### Required work
Return each entry exactly, with none missing.

Data entries
----------------
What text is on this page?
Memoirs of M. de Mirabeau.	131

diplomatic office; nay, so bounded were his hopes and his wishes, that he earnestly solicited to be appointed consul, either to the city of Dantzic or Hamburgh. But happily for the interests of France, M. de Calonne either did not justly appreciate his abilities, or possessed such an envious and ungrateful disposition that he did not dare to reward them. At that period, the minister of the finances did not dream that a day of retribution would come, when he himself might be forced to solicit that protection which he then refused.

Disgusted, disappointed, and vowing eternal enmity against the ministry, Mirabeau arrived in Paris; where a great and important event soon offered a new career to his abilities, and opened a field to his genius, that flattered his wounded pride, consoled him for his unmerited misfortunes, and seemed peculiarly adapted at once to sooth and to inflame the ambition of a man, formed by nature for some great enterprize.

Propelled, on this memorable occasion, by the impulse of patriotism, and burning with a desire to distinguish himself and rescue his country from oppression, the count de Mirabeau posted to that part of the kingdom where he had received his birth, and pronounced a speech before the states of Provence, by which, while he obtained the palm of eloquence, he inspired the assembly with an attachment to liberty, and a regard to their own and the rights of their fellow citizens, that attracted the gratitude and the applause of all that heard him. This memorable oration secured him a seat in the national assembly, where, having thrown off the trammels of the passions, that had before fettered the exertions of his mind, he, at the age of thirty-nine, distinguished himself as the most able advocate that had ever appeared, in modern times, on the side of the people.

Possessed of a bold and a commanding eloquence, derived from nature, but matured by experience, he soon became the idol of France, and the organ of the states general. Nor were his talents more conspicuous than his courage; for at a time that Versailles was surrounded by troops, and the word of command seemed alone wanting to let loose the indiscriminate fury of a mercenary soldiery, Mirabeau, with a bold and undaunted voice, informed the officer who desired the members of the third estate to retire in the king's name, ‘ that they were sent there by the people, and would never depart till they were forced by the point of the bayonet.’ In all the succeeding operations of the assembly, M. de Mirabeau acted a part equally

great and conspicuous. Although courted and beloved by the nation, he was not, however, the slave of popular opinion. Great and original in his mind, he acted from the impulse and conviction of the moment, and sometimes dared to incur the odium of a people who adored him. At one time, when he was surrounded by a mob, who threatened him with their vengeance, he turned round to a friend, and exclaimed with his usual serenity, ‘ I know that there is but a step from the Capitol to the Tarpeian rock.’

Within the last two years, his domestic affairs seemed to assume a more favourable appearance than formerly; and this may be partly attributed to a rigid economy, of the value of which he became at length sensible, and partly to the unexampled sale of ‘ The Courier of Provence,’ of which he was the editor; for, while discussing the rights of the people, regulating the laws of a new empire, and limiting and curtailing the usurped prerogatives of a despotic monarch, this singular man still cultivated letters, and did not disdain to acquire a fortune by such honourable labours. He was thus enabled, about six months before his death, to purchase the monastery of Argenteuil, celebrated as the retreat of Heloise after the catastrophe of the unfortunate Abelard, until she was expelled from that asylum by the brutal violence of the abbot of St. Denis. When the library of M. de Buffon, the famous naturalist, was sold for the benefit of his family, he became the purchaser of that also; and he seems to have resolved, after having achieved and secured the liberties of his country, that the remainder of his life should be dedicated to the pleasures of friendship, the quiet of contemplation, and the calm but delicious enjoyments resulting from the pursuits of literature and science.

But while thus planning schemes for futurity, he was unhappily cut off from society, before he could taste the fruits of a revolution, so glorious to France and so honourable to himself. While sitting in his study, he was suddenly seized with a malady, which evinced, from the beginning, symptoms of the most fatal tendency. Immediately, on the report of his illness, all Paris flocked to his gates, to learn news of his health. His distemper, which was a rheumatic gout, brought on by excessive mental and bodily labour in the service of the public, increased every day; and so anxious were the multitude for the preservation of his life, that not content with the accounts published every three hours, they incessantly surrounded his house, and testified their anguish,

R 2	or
----------------
### Answer for the task
What text is on this page?
Memoirs of M. de Mirabeau.	131

diplomatic office; nay, so bounded were his hopes and his wishes, that he earnestly solicited to be appointed consul, either to the city of Dantzic or Hamburgh. But happily for the interests of France, M. de Calonne either did not justly appreciate his abilities, or possessed such an envious and ungrateful disposition that he did not dare to reward them. At that period, the minister of the finances did not dream that a day of retribution would come, when he himself might be forced to solicit that protection which he then refused.

Disgusted, disappointed, and vowing eternal enmity against the ministry, Mirabeau arrived in Paris; where a great and important event soon offered a new career to his abilities, and opened a field to his genius, that flattered his wounded pride, consoled him for his unmerited misfortunes, and seemed peculiarly adapted at once to sooth and to inflame the ambition of a man, formed by nature for some great enterprize.

Propelled, on this memorable occasion, by the impulse of patriotism, and burning with a desire to distinguish himself and rescue his country from oppression, the count de Mirabeau posted to that part of the kingdom where he had received his birth, and pronounced a speech before the states of Provence, by which, while he obtained the palm of eloquence, he inspired the assembly with an attachment to liberty, and a regard to their own and the rights of their fellow citizens, that attracted the gratitude and the applause of all that heard him. This memorable oration secured him a seat in the national assembly, where, having thrown off the trammels of the passions, that had before fettered the exertions of his mind, he, at the age of thirty-nine, distinguished himself as the most able advocate that had ever appeared, in modern times, on the side of the people.

Possessed of a bold and a commanding eloquence, derived from nature, but matured by experience, he soon became the idol of France, and the organ of the states general. Nor were his talents more conspicuous than his courage; for at a time that Versailles was surrounded by troops, and the word of command seemed alone wanting to let loose the indiscriminate fury of a mercenary soldiery, Mirabeau, with a bold and undaunted voice, informed the officer who desired the members of the third estate to retire in the king's name, ‘ that they were sent there by the people, and would never depart till they were forced by the point of the bayonet.’ In all the succeeding operations of the assembly, M. de Mirabeau acted a part equally

great and conspicuous. Although courted and beloved by the nation, he was not, however, the slave of popular opinion. Great and original in his mind, he acted from the impulse and conviction of the moment, and sometimes dared to incur the odium of a people who adored him. At one time, when he was surrounded by a mob, who threatened him with their vengeance, he turned round to a friend, and exclaimed with his usual serenity, ‘ I know that there is but a step from the Capitol to the Tarpeian rock.’

Within the last two years, his domestic affairs seemed to assume a more favourable appearance than formerly; and this may be partly attributed to a rigid economy, of the value of which he became at length sensible, and partly to the unexampled sale of ‘ The Courier of Provence,’ of which he was the editor; for, while discussing the rights of the people, regulating the laws of a new empire, and limiting and curtailing the usurped prerogatives of a despotic monarch, this singular man still cultivated letters, and did not disdain to acquire a fortune by such honourable labours. He was thus enabled, about six months before his death, to purchase the monastery of Argenteuil, celebrated as the retreat of Heloise after the catastrophe of the unfortunate Abelard, until she was expelled from that asylum by the brutal violence of the abbot of St. Denis. When the library of M. de Buffon, the famous naturalist, was sold for the benefit of his family, he became the purchaser of that also; and he seems to have resolved, after having achieved and secured the liberties of his country, that the remainder of his life should be dedicated to the pleasures of friendship, the quiet of contemplation, and the calm but delicious enjoyments resulting from the pursuits of literature and science.

But while thus planning schemes for futurity, he was unhappily cut off from society, before he could taste the fruits of a revolution, so glorious to France and so honourable to himself. While sitting in his study, he was suddenly seized with a malady, which evinced, from the beginning, symptoms of the most fatal tendency. Immediately, on the report of his illness, all Paris flocked to his gates, to learn news of his health. His distemper, which was a rheumatic gout, brought on by excessive mental and bodily labour in the service of the public, increased every day; and so anxious were the multitude for the preservation of his life, that not content with the accounts published every three hours, they incessantly surrounded his house, and testified their anguish,

R 2	or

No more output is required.